**SUPPLIED RECORDS**
· · ·
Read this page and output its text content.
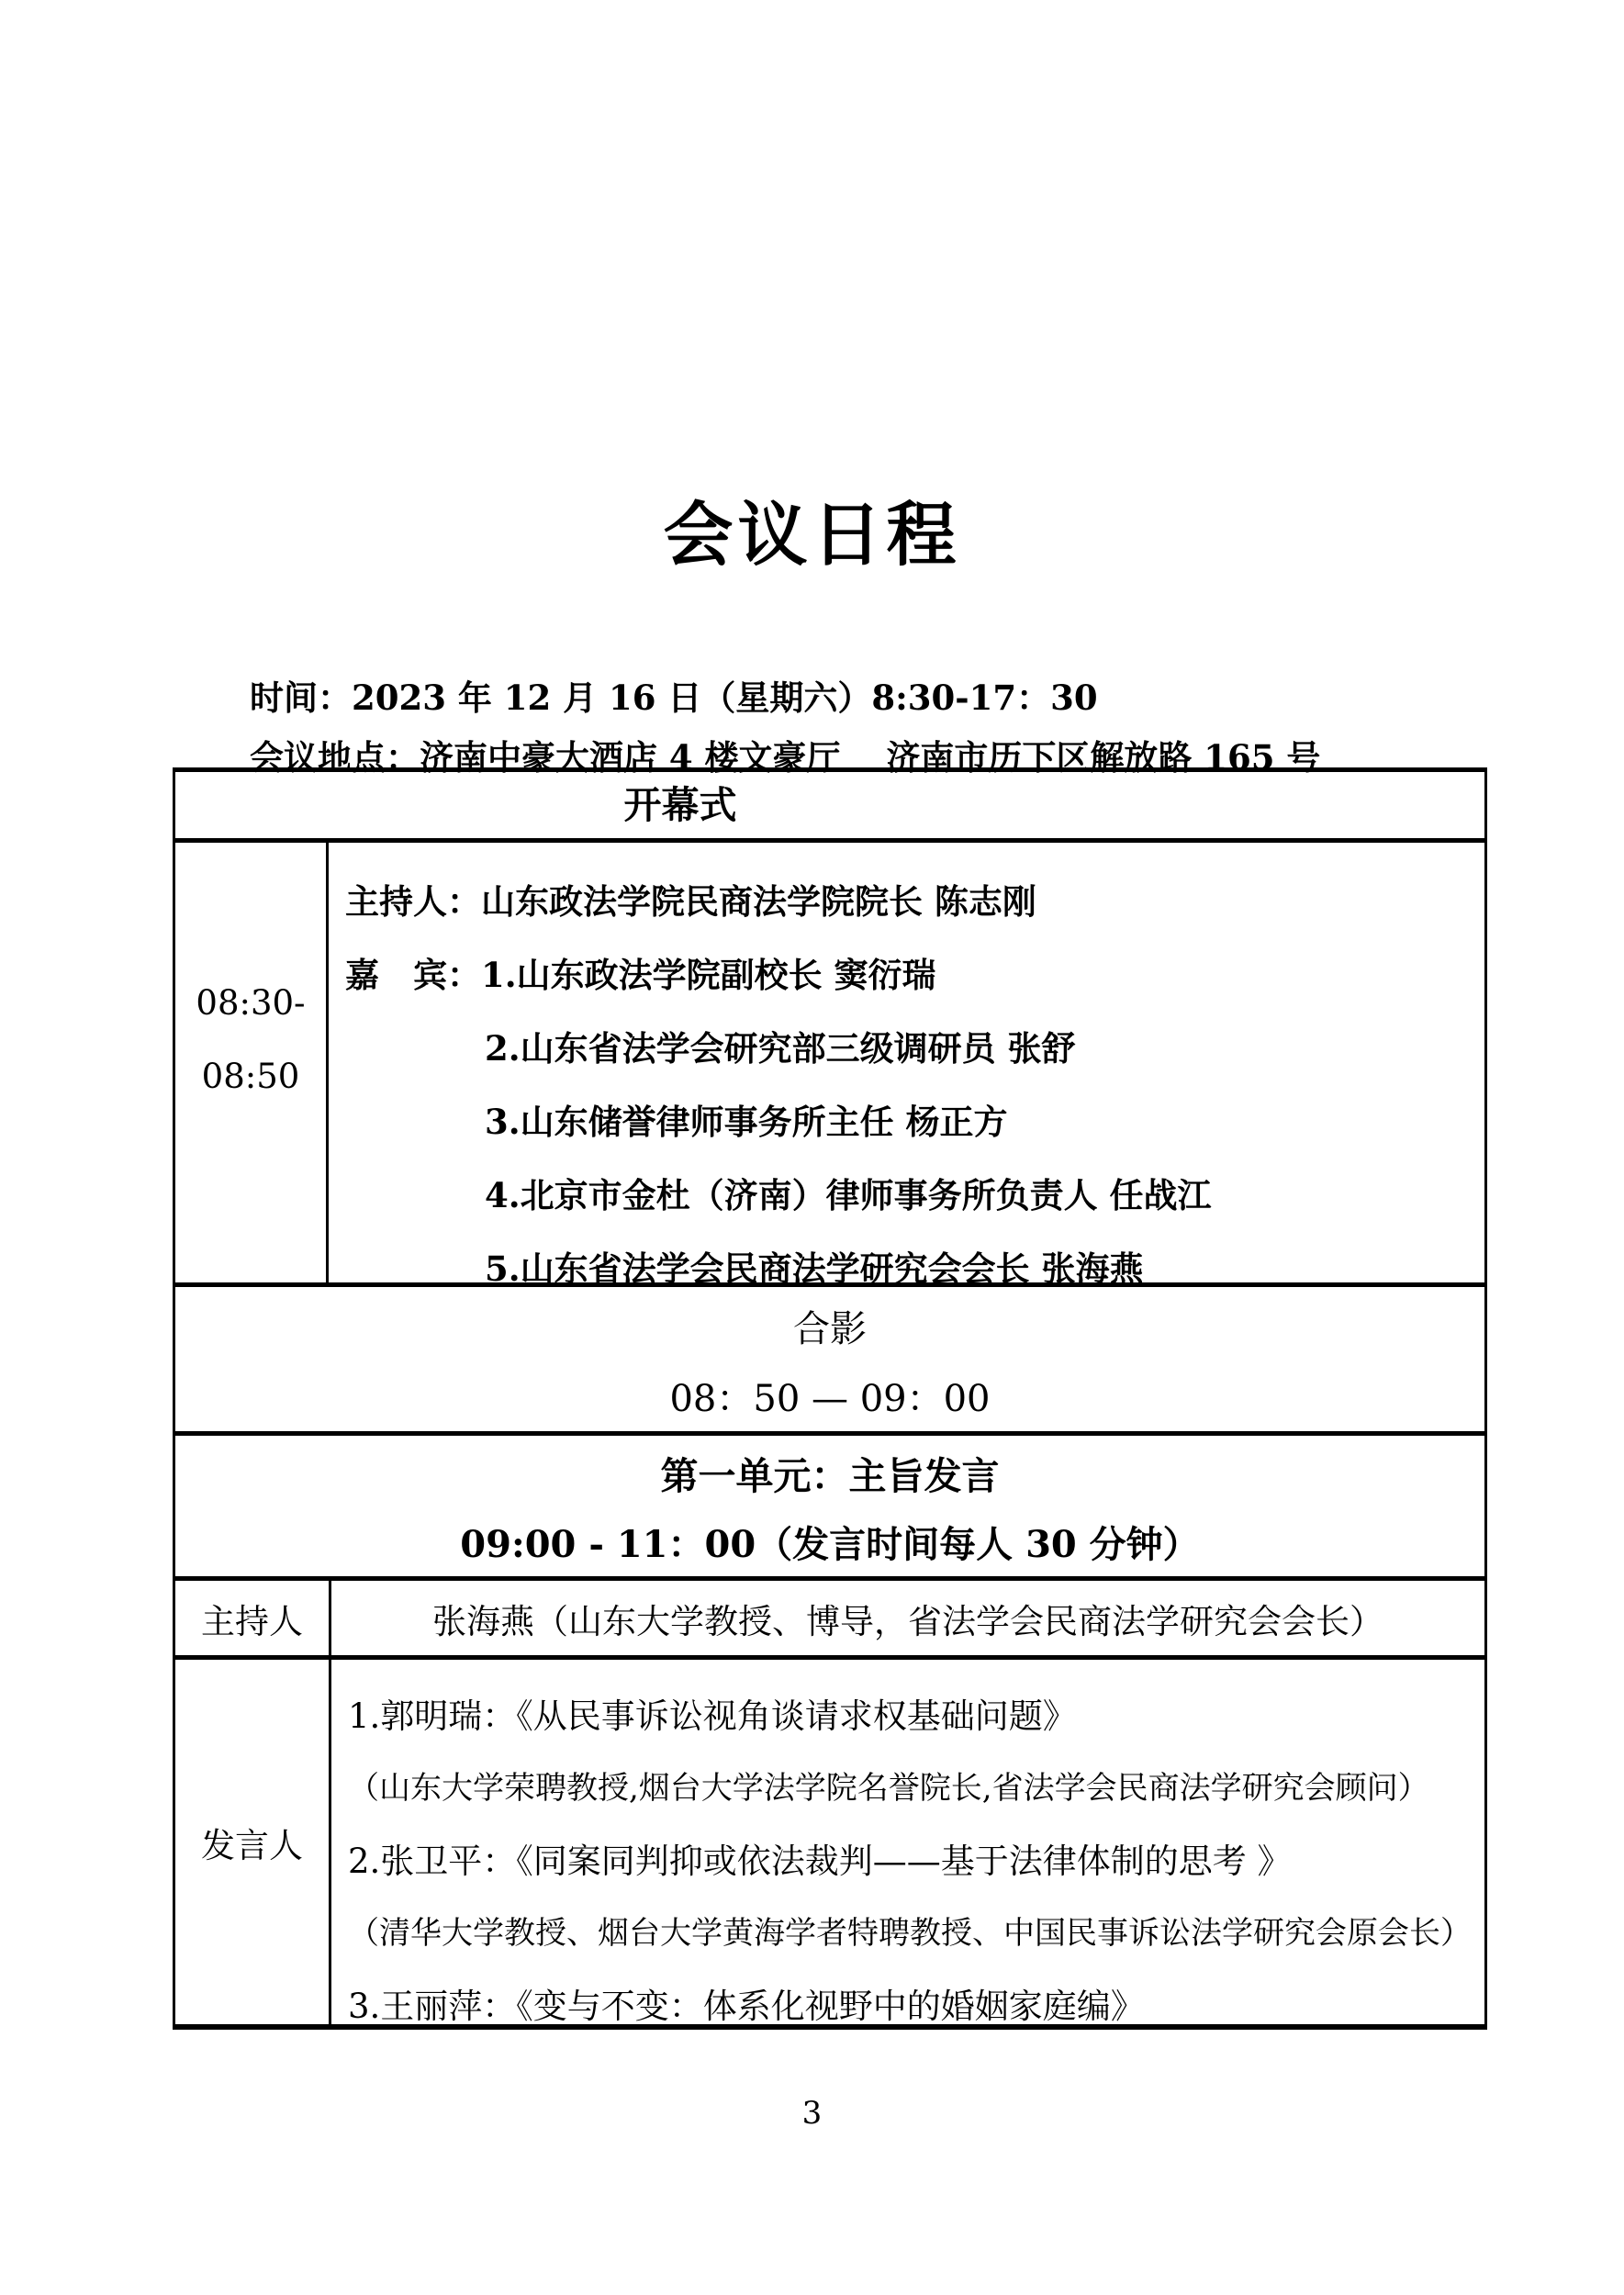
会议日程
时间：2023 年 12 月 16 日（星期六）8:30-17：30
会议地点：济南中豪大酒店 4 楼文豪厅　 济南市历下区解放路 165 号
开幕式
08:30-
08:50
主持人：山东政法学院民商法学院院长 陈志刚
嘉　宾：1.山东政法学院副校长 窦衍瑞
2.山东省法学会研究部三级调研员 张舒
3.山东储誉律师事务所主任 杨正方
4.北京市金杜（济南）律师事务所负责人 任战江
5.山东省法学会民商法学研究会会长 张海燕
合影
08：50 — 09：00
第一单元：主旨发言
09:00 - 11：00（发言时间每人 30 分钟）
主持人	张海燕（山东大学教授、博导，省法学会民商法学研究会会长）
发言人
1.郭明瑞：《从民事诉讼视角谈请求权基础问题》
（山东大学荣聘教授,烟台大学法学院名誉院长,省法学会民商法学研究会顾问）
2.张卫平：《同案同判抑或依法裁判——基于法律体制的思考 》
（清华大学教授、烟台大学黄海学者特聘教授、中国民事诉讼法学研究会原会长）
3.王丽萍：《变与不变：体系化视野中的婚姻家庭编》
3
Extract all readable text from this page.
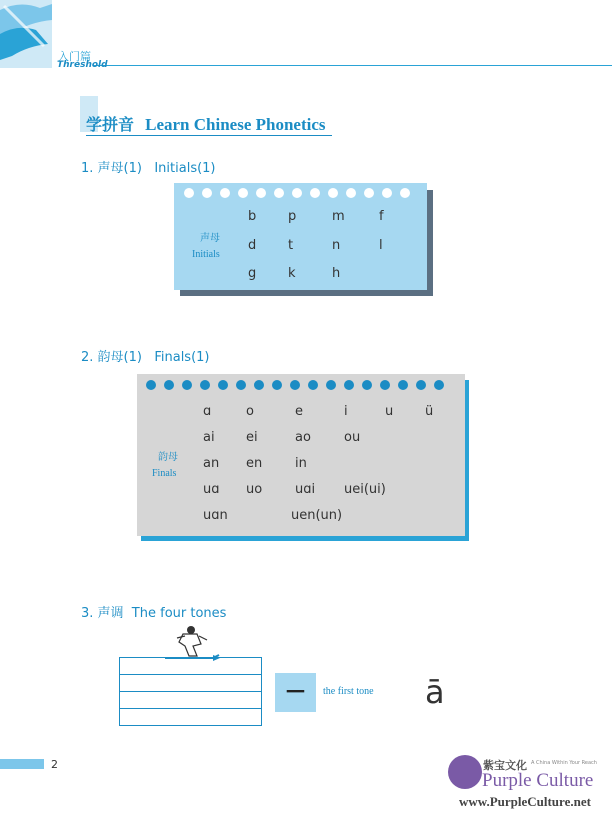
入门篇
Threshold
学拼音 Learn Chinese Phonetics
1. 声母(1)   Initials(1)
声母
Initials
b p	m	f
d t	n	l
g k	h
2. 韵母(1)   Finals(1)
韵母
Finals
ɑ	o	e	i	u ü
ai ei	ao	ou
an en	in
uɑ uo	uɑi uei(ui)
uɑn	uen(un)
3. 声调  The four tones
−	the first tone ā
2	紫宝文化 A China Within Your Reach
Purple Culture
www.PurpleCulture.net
· · ·
**AIM OF THE TASK**
Omit every picture, then repeat the remaining data exactly as it appears above.

**TASK SOLUTION**
Read this page and output its text content.
会议日程
时间：2023 年 12 月 16 日（星期六）8:30-17：30
会议地点：济南中豪大酒店 4 楼文豪厅　 济南市历下区解放路 165 号
开幕式
08:30-
08:50
主持人：山东政法学院民商法学院院长 陈志刚
嘉　宾：1.山东政法学院副校长 窦衍瑞
2.山东省法学会研究部三级调研员 张舒
3.山东储誉律师事务所主任 杨正方
4.北京市金杜（济南）律师事务所负责人 任战江
5.山东省法学会民商法学研究会会长 张海燕
合影
08：50 — 09：00
第一单元：主旨发言
09:00 - 11：00（发言时间每人 30 分钟）
主持人	张海燕（山东大学教授、博导，省法学会民商法学研究会会长）
发言人
1.郭明瑞：《从民事诉讼视角谈请求权基础问题》
（山东大学荣聘教授,烟台大学法学院名誉院长,省法学会民商法学研究会顾问）
2.张卫平：《同案同判抑或依法裁判——基于法律体制的思考 》
（清华大学教授、烟台大学黄海学者特聘教授、中国民事诉讼法学研究会原会长）
3.王丽萍：《变与不变：体系化视野中的婚姻家庭编》
3
Extract all readable text from this page.
入门篇
Threshold
学拼音 Learn Chinese Phonetics
1. 声母(1)   Initials(1)
声母
Initials
b p	m	f
d t	n	l
g k	h
2. 韵母(1)   Finals(1)
韵母
Finals
ɑ	o	e	i	u ü
ai ei	ao	ou
an en	in
uɑ uo	uɑi uei(ui)
uɑn	uen(un)
3. 声调  The four tones
−	the first tone ā
2	紫宝文化 A China Within Your Reach
Purple Culture
www.PurpleCulture.net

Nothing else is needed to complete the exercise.